__Page text__:
◇ ◇ ◇ ◇
You can export individual credentials or an entire connection string. For example:
Terminal or ~/.bashrc
export MY_POSTGRES_USERNAME=<USERNAME> export MY_POSTGRES_PASSWORD=<PASSWORD>
or:
Terminal or ~/.bashrc
export POSTGRES_CONNECTION_STRING=postgresql+psycopg2://<USERNAME>:<PASSWORD>@<HOST>:<PORT>/<DATABASE>
You can also reference your stored credentials within a stored connection string by wrapping their corresponding variable in ${ and }. For example:
Terminal or ~/.bashrc
export MY_POSTGRES_USERNAME=<USERNAME> export MY_POSTGRES_PASSWORD=<PASSWORD> export POSTGRES_CONNECTION_STRING=postgresql+psycopg2://${MY_POSTGRES_USERNAME}:${MY_POSTGRES_PASSWORD}@<HOST>:<PORT>/<DATABASE>
Because the dollar sign character $ is used to indicate the start of a string substitution they should be escaped using a backslash \ if they are part of your credentials. For example, if your password is pa$$word then in the previous examples you would use the command:
Terminal or ~/.bashrc
export MY_POSTGRES_PASSWORD=pa\$\$word
YAML files make variables more visible, are easier to edit, and allow for modularization. For example, you can create a YAML file for development and testing and another for production.

A File Data Context is required before you can configure credentials in a YAML file. By default, the credentials file in a File Data Context is located at /great_expectations/uncommitted/config_variables.yml. The uncommitted/ directory is included in a default .gitignore and will be excluded from version control.
◇ ◇ ◇ ◇
__Stored rows__:
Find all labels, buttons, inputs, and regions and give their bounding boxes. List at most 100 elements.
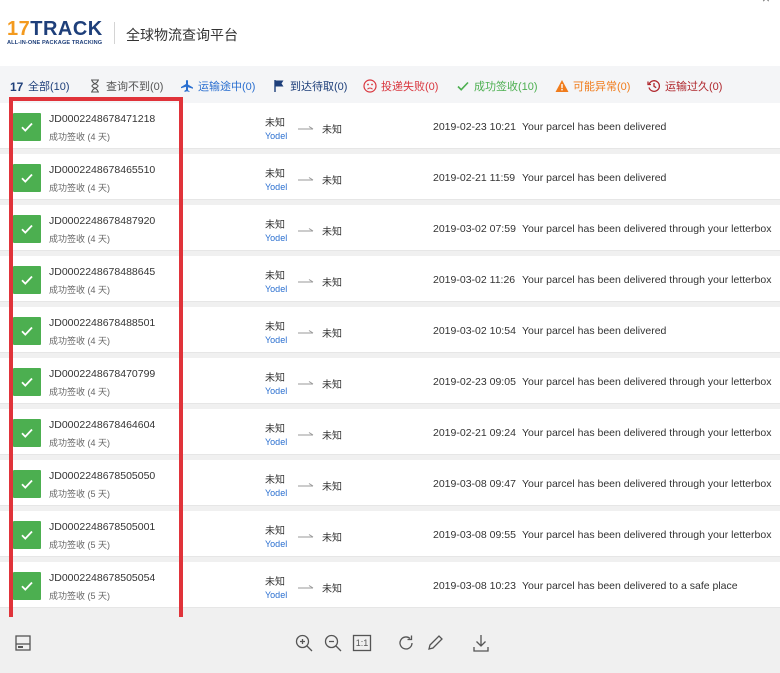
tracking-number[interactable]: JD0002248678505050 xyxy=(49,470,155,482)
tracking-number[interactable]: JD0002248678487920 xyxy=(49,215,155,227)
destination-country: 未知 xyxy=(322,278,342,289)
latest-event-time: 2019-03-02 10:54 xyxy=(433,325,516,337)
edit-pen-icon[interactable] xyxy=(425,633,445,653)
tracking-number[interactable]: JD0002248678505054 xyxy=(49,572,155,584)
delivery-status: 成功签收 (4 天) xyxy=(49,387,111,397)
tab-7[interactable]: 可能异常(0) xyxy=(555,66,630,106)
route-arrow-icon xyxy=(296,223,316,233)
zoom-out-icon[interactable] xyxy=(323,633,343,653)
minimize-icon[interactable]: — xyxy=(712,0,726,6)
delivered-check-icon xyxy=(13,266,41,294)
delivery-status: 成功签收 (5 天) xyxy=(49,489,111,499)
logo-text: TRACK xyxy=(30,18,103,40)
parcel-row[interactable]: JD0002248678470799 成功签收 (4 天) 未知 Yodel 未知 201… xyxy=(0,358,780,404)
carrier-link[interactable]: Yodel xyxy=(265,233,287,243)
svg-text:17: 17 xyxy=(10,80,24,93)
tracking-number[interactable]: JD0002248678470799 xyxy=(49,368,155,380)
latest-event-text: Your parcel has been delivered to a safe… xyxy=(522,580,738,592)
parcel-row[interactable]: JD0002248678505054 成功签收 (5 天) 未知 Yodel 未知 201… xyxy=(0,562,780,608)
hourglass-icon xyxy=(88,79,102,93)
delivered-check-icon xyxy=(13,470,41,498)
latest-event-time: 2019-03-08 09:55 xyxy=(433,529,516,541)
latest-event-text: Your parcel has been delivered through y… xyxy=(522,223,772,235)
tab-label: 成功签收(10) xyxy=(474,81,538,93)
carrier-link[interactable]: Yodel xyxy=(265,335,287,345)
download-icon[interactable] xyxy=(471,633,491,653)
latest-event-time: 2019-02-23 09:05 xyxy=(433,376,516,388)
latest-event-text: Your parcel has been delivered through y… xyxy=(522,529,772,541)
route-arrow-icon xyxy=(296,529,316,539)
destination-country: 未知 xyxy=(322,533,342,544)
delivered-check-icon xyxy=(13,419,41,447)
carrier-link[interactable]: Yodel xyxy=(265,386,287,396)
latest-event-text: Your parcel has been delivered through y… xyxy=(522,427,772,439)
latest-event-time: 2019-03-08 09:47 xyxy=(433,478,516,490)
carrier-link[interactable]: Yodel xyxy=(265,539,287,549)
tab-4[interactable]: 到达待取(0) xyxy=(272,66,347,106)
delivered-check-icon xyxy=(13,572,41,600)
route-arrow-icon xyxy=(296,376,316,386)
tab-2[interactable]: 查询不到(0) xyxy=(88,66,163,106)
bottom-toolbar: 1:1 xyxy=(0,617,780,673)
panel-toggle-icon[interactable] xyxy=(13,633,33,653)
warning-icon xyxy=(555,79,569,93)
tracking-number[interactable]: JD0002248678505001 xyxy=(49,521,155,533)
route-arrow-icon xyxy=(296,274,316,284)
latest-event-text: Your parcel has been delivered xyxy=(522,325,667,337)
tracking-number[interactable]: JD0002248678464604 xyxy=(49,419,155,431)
◇ ◇ ◇ ◇
__Directions__:
(a) According to the page text, where is the credentials file in a File Data Context located by default?
(b) Echo the page text starting at "A File Data Context is required" and ending at "from version control.".

__Answers for the exercise__:
(a) /great_expectations/uncommitted/config_variables.yml

(b)
A File Data Context is required before you can configure credentials in a YAML file. By default, the credentials file in a File Data Context is located at /great_expectations/uncommitted/config_variables.yml. The uncommitted/ directory is included in a default .gitignore and will be excluded from version control.